__Stored records__:
########

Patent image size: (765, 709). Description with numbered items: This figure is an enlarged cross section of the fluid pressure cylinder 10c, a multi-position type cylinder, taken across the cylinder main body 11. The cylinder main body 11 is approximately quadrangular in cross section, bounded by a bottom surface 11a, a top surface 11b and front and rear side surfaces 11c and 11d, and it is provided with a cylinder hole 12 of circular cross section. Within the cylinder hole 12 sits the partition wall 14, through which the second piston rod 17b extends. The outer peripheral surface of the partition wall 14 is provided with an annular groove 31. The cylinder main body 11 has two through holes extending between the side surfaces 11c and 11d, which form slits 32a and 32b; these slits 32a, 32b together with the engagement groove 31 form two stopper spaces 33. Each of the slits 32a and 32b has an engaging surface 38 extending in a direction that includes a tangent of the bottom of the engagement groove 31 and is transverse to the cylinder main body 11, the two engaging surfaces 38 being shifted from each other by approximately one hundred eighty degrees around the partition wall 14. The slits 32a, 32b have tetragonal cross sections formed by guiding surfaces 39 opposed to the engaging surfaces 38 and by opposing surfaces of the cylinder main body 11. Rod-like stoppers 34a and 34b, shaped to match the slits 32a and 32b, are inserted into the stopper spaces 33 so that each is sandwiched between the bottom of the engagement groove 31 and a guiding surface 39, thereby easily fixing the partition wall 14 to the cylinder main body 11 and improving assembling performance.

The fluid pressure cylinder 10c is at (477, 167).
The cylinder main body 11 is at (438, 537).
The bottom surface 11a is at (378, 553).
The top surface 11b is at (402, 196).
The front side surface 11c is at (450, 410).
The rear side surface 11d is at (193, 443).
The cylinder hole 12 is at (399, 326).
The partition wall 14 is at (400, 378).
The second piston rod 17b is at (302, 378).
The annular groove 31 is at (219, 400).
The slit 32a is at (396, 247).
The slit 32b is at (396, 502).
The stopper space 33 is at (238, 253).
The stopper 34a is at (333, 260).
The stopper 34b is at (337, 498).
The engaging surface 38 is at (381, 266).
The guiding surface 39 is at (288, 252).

########

Pull out every line of the records above that contains the string "hole", matching case exactly.

Patent image size: (765, 709). Description with numbered items: This figure is an enlarged cross section of the fluid pressure cylinder 10c, a multi-position type cylinder, taken across the cylinder main body 11. The cylinder main body 11 is approximately quadrangular in cross section, bounded by a bottom surface 11a, a top surface 11b and front and rear side surfaces 11c and 11d, and it is provided with a cylinder hole 12 of circular cross section. Within the cylinder hole 12 sits the partition wall 14, through which the second piston rod 17b extends. The outer peripheral surface of the partition wall 14 is provided with an annular groove 31. The cylinder main body 11 has two through holes extending between the side surfaces 11c and 11d, which form slits 32a and 32b; these slits 32a, 32b together with the engagement groove 31 form two stopper spaces 33. Each of the slits 32a and 32b has an engaging surface 38 extending in a direction that includes a tangent of the bottom of the engagement groove 31 and is transverse to the cylinder main body 11, the two engaging surfaces 38 being shifted from each other by approximately one hundred eighty degrees around the partition wall 14. The slits 32a, 32b have tetragonal cross sections formed by guiding surfaces 39 opposed to the engaging surfaces 38 and by opposing surfaces of the cylinder main body 11. Rod-like stoppers 34a and 34b, shaped to match the slits 32a and 32b, are inserted into the stopper spaces 33 so that each is sandwiched between the bottom of the engagement groove 31 and a guiding surface 39, thereby easily fixing the partition wall 14 to the cylinder main body 11 and improving assembling performance.
The cylinder hole 12 is at (399, 326).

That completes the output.